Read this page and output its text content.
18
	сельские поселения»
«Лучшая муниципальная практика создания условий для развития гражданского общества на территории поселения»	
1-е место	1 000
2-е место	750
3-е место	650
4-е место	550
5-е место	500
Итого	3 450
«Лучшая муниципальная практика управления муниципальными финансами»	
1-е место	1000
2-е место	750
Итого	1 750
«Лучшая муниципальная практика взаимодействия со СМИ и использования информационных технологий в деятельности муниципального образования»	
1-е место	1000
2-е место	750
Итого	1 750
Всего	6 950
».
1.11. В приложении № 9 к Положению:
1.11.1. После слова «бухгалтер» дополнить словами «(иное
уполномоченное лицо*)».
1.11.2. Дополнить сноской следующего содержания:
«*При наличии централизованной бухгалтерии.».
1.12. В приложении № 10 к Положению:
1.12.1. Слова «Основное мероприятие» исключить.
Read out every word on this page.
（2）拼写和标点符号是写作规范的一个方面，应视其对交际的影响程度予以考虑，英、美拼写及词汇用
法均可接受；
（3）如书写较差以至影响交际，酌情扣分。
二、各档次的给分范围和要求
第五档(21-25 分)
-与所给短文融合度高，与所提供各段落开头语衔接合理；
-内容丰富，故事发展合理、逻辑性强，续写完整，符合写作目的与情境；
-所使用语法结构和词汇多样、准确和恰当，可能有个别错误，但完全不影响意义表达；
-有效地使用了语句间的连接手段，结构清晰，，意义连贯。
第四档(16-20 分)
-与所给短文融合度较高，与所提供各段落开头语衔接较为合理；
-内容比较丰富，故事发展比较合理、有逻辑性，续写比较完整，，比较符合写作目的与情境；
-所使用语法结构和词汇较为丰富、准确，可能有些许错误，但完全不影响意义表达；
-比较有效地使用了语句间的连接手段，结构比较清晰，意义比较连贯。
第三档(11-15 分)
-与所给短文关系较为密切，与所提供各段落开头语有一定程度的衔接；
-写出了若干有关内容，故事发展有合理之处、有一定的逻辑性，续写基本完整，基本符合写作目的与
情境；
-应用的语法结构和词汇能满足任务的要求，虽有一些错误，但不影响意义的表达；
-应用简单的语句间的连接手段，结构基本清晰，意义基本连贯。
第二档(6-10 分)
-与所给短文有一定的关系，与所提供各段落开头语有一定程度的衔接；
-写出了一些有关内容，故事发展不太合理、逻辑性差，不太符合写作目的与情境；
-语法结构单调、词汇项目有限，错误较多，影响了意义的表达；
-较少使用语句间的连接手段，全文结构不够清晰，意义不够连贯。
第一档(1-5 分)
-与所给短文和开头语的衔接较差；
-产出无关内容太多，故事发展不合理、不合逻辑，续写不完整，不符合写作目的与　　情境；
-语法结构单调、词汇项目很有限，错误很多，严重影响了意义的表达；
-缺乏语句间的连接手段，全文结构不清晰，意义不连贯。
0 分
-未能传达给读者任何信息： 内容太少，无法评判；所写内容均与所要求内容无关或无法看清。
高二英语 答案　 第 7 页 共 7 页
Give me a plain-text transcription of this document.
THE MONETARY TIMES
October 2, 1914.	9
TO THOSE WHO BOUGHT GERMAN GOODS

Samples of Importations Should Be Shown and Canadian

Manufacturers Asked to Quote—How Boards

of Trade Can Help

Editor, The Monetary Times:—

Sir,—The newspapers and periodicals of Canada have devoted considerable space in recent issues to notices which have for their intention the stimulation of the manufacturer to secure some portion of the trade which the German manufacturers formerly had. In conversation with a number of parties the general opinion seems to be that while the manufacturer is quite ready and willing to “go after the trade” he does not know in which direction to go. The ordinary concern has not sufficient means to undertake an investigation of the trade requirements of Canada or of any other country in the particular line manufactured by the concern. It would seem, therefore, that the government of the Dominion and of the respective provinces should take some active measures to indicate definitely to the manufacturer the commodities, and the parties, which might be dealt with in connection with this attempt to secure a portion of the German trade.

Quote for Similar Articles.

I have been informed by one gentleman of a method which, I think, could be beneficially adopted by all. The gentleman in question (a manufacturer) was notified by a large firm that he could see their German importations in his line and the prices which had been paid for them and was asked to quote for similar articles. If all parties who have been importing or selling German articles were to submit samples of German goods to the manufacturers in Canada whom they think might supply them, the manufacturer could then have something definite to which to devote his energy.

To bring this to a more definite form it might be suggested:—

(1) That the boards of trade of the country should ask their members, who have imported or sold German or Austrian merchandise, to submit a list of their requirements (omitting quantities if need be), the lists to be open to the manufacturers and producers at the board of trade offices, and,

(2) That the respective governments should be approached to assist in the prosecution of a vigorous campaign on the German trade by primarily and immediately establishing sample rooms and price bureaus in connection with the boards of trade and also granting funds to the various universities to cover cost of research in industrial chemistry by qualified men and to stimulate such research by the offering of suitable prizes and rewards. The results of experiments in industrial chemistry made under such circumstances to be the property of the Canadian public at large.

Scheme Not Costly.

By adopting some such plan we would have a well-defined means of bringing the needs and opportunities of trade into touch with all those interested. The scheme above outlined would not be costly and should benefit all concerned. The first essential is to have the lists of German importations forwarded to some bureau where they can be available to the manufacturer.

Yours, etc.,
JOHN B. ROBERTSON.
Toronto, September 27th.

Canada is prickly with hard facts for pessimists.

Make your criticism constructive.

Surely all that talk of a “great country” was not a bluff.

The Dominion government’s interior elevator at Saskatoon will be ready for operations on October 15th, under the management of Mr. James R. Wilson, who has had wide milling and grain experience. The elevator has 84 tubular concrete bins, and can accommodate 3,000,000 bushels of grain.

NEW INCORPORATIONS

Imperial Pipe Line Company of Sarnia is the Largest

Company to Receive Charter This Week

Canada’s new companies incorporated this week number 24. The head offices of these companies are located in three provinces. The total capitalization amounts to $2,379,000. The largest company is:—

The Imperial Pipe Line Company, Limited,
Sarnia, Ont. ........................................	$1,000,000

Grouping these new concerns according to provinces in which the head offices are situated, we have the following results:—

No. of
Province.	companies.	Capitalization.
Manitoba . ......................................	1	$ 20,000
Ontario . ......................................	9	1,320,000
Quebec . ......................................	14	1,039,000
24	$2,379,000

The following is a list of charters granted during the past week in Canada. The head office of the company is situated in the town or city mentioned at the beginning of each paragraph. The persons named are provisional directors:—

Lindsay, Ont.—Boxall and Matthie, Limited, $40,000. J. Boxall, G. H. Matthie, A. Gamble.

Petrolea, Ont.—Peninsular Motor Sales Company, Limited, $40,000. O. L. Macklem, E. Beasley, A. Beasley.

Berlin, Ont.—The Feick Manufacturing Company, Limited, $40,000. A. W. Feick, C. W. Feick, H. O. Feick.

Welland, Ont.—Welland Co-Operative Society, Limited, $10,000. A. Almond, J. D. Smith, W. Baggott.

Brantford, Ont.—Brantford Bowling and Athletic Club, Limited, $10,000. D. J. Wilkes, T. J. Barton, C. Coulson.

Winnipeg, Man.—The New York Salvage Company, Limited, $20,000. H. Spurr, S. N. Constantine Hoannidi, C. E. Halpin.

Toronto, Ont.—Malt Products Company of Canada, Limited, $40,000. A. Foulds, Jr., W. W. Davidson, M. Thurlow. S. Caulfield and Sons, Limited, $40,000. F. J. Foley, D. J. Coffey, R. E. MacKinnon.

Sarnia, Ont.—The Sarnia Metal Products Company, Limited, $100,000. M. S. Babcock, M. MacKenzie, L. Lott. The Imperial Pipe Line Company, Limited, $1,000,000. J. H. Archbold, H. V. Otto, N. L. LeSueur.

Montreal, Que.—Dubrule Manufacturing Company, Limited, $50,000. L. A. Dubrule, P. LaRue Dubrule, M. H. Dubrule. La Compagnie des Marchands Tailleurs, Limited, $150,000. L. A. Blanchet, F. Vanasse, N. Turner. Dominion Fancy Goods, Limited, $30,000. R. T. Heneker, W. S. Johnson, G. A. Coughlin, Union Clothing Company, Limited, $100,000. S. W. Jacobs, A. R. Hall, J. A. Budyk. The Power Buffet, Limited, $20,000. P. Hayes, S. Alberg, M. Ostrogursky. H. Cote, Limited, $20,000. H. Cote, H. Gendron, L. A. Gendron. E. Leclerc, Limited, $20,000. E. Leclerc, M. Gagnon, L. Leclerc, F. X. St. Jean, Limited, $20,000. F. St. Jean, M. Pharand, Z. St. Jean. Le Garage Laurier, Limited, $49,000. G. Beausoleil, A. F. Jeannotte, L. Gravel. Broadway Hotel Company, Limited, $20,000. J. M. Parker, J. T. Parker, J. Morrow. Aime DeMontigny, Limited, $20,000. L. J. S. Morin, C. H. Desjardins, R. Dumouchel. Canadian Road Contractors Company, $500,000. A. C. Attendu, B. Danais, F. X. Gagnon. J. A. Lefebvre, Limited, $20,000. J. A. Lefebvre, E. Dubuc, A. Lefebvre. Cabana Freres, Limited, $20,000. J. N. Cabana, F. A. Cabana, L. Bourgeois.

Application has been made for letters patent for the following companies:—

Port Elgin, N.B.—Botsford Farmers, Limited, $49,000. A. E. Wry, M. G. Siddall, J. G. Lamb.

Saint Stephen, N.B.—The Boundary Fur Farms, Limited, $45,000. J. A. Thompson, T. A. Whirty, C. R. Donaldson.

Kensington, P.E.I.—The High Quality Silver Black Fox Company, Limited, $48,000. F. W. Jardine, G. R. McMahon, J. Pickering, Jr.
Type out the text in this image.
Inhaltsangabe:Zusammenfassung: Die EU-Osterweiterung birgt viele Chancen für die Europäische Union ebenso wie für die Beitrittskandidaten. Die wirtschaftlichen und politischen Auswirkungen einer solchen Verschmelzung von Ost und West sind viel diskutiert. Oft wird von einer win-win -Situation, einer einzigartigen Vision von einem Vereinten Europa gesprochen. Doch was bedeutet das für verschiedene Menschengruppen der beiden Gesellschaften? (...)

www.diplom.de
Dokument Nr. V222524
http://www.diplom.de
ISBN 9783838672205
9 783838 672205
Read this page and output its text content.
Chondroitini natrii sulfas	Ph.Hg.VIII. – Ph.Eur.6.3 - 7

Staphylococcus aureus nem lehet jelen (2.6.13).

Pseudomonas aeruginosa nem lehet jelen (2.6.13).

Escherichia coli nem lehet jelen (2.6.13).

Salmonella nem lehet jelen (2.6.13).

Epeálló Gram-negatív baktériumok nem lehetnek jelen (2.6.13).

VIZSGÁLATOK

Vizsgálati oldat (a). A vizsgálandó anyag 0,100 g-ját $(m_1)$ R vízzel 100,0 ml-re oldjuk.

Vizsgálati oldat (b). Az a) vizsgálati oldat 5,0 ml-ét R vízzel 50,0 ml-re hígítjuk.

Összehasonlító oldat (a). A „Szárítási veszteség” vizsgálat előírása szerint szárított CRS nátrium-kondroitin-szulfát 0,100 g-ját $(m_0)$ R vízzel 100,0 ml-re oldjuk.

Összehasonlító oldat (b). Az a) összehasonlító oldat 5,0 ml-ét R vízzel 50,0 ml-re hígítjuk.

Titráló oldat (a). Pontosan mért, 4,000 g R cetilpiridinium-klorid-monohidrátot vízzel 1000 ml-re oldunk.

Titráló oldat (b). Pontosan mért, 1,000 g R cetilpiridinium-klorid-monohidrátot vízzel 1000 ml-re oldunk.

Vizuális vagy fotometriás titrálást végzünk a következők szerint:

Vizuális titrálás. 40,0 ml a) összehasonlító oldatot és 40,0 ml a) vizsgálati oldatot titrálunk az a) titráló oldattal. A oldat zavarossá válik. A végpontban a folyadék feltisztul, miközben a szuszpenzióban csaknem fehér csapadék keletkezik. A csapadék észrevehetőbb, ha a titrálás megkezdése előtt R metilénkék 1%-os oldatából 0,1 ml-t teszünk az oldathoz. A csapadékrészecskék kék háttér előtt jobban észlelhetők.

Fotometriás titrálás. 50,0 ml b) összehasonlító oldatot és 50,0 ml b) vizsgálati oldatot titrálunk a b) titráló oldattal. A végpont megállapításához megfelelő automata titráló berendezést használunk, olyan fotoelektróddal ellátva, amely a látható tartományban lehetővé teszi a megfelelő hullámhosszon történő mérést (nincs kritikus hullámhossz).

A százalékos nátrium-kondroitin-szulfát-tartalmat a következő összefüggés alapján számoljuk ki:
• • • • •
Take every line from the data that contains the word "Vizuális".

Vizuális vagy fotometriás titrálást végzünk a következők szerint:
Vizuális titrálás. 40,0 ml a) összehasonlító oldatot és 40,0 ml a) vizsgálati oldatot titrálunk az a) titráló oldattal. A oldat zavarossá válik. A végpontban a folyadék feltisztul, miközben a szuszpenzióban csaknem fehér csapadék keletkezik. A csapadék észrevehetőbb, ha a titrálás megkezdése előtt R metilénkék 1%-os oldatából 0,1 ml-t teszünk az oldathoz. A csapadékrészecskék kék háttér előtt jobban észlelhetők.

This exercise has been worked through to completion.